What the exercise asks
Below are some entries. Output each one exactly as it appears.

— start of Extracted entries —

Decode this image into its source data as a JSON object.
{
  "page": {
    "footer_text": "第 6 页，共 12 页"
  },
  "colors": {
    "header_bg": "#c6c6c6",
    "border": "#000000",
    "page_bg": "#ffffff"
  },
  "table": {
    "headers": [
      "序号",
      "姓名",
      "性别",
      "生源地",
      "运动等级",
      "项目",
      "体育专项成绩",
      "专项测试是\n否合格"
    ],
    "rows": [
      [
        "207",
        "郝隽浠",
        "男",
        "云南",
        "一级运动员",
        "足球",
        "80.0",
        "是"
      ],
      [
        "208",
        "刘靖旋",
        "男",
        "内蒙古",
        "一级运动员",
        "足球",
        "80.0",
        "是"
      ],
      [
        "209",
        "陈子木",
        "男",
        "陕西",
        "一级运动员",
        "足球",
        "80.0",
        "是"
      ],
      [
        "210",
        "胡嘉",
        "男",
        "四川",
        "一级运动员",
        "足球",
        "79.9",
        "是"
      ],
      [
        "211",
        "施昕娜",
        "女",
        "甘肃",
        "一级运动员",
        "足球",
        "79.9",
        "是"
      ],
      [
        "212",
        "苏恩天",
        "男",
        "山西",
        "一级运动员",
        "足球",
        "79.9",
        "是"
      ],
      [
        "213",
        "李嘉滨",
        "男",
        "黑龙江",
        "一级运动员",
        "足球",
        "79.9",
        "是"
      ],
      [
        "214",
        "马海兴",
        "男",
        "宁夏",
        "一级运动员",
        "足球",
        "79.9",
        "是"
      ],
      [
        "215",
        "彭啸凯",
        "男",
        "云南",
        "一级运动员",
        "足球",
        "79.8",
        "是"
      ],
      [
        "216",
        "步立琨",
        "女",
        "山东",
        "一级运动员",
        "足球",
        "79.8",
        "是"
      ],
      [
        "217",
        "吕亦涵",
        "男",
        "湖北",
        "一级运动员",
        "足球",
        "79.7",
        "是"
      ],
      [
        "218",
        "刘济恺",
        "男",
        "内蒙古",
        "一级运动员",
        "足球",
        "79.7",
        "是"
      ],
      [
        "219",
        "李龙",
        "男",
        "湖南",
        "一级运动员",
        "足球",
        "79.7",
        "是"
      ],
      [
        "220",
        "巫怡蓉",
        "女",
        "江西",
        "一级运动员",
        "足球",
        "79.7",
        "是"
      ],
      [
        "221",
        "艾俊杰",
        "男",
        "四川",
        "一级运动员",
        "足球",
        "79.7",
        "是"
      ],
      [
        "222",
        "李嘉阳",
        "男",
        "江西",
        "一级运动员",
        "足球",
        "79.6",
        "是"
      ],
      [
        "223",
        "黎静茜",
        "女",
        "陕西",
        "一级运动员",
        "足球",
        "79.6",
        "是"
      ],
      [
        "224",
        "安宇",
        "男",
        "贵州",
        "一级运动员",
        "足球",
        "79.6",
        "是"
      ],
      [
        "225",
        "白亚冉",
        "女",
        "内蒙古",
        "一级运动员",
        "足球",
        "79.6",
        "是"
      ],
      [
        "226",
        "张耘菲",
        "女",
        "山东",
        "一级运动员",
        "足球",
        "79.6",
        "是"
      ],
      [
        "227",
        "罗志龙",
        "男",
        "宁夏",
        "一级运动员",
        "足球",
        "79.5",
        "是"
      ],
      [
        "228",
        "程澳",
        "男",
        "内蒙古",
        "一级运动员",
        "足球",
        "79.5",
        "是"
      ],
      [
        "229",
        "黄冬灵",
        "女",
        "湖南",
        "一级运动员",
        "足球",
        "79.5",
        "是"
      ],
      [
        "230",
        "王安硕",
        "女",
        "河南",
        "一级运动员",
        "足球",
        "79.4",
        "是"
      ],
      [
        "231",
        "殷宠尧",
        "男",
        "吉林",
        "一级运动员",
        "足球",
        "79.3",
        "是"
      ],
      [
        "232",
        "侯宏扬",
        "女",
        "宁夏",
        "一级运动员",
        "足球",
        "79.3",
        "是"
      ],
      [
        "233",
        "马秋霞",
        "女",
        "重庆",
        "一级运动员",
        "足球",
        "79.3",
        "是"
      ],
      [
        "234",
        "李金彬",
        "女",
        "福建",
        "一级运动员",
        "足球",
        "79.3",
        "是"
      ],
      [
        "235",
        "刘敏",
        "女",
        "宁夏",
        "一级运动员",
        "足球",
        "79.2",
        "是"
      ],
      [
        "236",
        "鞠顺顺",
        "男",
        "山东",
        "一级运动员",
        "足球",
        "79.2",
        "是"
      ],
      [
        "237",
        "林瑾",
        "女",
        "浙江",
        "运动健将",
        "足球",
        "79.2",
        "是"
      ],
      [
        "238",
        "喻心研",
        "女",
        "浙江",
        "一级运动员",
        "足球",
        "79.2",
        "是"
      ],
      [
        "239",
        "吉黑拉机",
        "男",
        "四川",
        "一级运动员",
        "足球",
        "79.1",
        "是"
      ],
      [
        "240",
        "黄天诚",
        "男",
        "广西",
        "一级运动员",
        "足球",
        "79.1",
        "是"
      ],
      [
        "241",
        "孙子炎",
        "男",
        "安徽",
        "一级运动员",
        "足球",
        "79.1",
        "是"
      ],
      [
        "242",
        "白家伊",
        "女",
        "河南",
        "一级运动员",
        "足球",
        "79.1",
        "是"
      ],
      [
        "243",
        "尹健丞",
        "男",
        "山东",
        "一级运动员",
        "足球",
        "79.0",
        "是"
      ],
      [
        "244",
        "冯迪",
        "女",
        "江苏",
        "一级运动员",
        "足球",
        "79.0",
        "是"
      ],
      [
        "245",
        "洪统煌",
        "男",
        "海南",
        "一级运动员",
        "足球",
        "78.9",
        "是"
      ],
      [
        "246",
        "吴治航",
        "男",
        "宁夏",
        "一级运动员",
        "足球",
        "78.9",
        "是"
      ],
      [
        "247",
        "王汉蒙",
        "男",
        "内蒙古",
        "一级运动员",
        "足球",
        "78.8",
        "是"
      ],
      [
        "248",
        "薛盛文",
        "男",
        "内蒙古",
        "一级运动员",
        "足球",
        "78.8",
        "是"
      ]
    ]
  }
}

— end of Extracted entries —

Result
Decode this image into its source data as a JSON object.
{
  "page": {
    "footer_text": "第 6 页，共 12 页"
  },
  "colors": {
    "header_bg": "#c6c6c6",
    "border": "#000000",
    "page_bg": "#ffffff"
  },
  "table": {
    "headers": [
      "序号",
      "姓名",
      "性别",
      "生源地",
      "运动等级",
      "项目",
      "体育专项成绩",
      "专项测试是\n否合格"
    ],
    "rows": [
      [
        "207",
        "郝隽浠",
        "男",
        "云南",
        "一级运动员",
        "足球",
        "80.0",
        "是"
      ],
      [
        "208",
        "刘靖旋",
        "男",
        "内蒙古",
        "一级运动员",
        "足球",
        "80.0",
        "是"
      ],
      [
        "209",
        "陈子木",
        "男",
        "陕西",
        "一级运动员",
        "足球",
        "80.0",
        "是"
      ],
      [
        "210",
        "胡嘉",
        "男",
        "四川",
        "一级运动员",
        "足球",
        "79.9",
        "是"
      ],
      [
        "211",
        "施昕娜",
        "女",
        "甘肃",
        "一级运动员",
        "足球",
        "79.9",
        "是"
      ],
      [
        "212",
        "苏恩天",
        "男",
        "山西",
        "一级运动员",
        "足球",
        "79.9",
        "是"
      ],
      [
        "213",
        "李嘉滨",
        "男",
        "黑龙江",
        "一级运动员",
        "足球",
        "79.9",
        "是"
      ],
      [
        "214",
        "马海兴",
        "男",
        "宁夏",
        "一级运动员",
        "足球",
        "79.9",
        "是"
      ],
      [
        "215",
        "彭啸凯",
        "男",
        "云南",
        "一级运动员",
        "足球",
        "79.8",
        "是"
      ],
      [
        "216",
        "步立琨",
        "女",
        "山东",
        "一级运动员",
        "足球",
        "79.8",
        "是"
      ],
      [
        "217",
        "吕亦涵",
        "男",
        "湖北",
        "一级运动员",
        "足球",
        "79.7",
        "是"
      ],
      [
        "218",
        "刘济恺",
        "男",
        "内蒙古",
        "一级运动员",
        "足球",
        "79.7",
        "是"
      ],
      [
        "219",
        "李龙",
        "男",
        "湖南",
        "一级运动员",
        "足球",
        "79.7",
        "是"
      ],
      [
        "220",
        "巫怡蓉",
        "女",
        "江西",
        "一级运动员",
        "足球",
        "79.7",
        "是"
      ],
      [
        "221",
        "艾俊杰",
        "男",
        "四川",
        "一级运动员",
        "足球",
        "79.7",
        "是"
      ],
      [
        "222",
        "李嘉阳",
        "男",
        "江西",
        "一级运动员",
        "足球",
        "79.6",
        "是"
      ],
      [
        "223",
        "黎静茜",
        "女",
        "陕西",
        "一级运动员",
        "足球",
        "79.6",
        "是"
      ],
      [
        "224",
        "安宇",
        "男",
        "贵州",
        "一级运动员",
        "足球",
        "79.6",
        "是"
      ],
      [
        "225",
        "白亚冉",
        "女",
        "内蒙古",
        "一级运动员",
        "足球",
        "79.6",
        "是"
      ],
      [
        "226",
        "张耘菲",
        "女",
        "山东",
        "一级运动员",
        "足球",
        "79.6",
        "是"
      ],
      [
        "227",
        "罗志龙",
        "男",
        "宁夏",
        "一级运动员",
        "足球",
        "79.5",
        "是"
      ],
      [
        "228",
        "程澳",
        "男",
        "内蒙古",
        "一级运动员",
        "足球",
        "79.5",
        "是"
      ],
      [
        "229",
        "黄冬灵",
        "女",
        "湖南",
        "一级运动员",
        "足球",
        "79.5",
        "是"
      ],
      [
        "230",
        "王安硕",
        "女",
        "河南",
        "一级运动员",
        "足球",
        "79.4",
        "是"
      ],
      [
        "231",
        "殷宠尧",
        "男",
        "吉林",
        "一级运动员",
        "足球",
        "79.3",
        "是"
      ],
      [
        "232",
        "侯宏扬",
        "女",
        "宁夏",
        "一级运动员",
        "足球",
        "79.3",
        "是"
      ],
      [
        "233",
        "马秋霞",
        "女",
        "重庆",
        "一级运动员",
        "足球",
        "79.3",
        "是"
      ],
      [
        "234",
        "李金彬",
        "女",
        "福建",
        "一级运动员",
        "足球",
        "79.3",
        "是"
      ],
      [
        "235",
        "刘敏",
        "女",
        "宁夏",
        "一级运动员",
        "足球",
        "79.2",
        "是"
      ],
      [
        "236",
        "鞠顺顺",
        "男",
        "山东",
        "一级运动员",
        "足球",
        "79.2",
        "是"
      ],
      [
        "237",
        "林瑾",
        "女",
        "浙江",
        "运动健将",
        "足球",
        "79.2",
        "是"
      ],
      [
        "238",
        "喻心研",
        "女",
        "浙江",
        "一级运动员",
        "足球",
        "79.2",
        "是"
      ],
      [
        "239",
        "吉黑拉机",
        "男",
        "四川",
        "一级运动员",
        "足球",
        "79.1",
        "是"
      ],
      [
        "240",
        "黄天诚",
        "男",
        "广西",
        "一级运动员",
        "足球",
        "79.1",
        "是"
      ],
      [
        "241",
        "孙子炎",
        "男",
        "安徽",
        "一级运动员",
        "足球",
        "79.1",
        "是"
      ],
      [
        "242",
        "白家伊",
        "女",
        "河南",
        "一级运动员",
        "足球",
        "79.1",
        "是"
      ],
      [
        "243",
        "尹健丞",
        "男",
        "山东",
        "一级运动员",
        "足球",
        "79.0",
        "是"
      ],
      [
        "244",
        "冯迪",
        "女",
        "江苏",
        "一级运动员",
        "足球",
        "79.0",
        "是"
      ],
      [
        "245",
        "洪统煌",
        "男",
        "海南",
        "一级运动员",
        "足球",
        "78.9",
        "是"
      ],
      [
        "246",
        "吴治航",
        "男",
        "宁夏",
        "一级运动员",
        "足球",
        "78.9",
        "是"
      ],
      [
        "247",
        "王汉蒙",
        "男",
        "内蒙古",
        "一级运动员",
        "足球",
        "78.8",
        "是"
      ],
      [
        "248",
        "薛盛文",
        "男",
        "内蒙古",
        "一级运动员",
        "足球",
        "78.8",
        "是"
      ]
    ]
  }
}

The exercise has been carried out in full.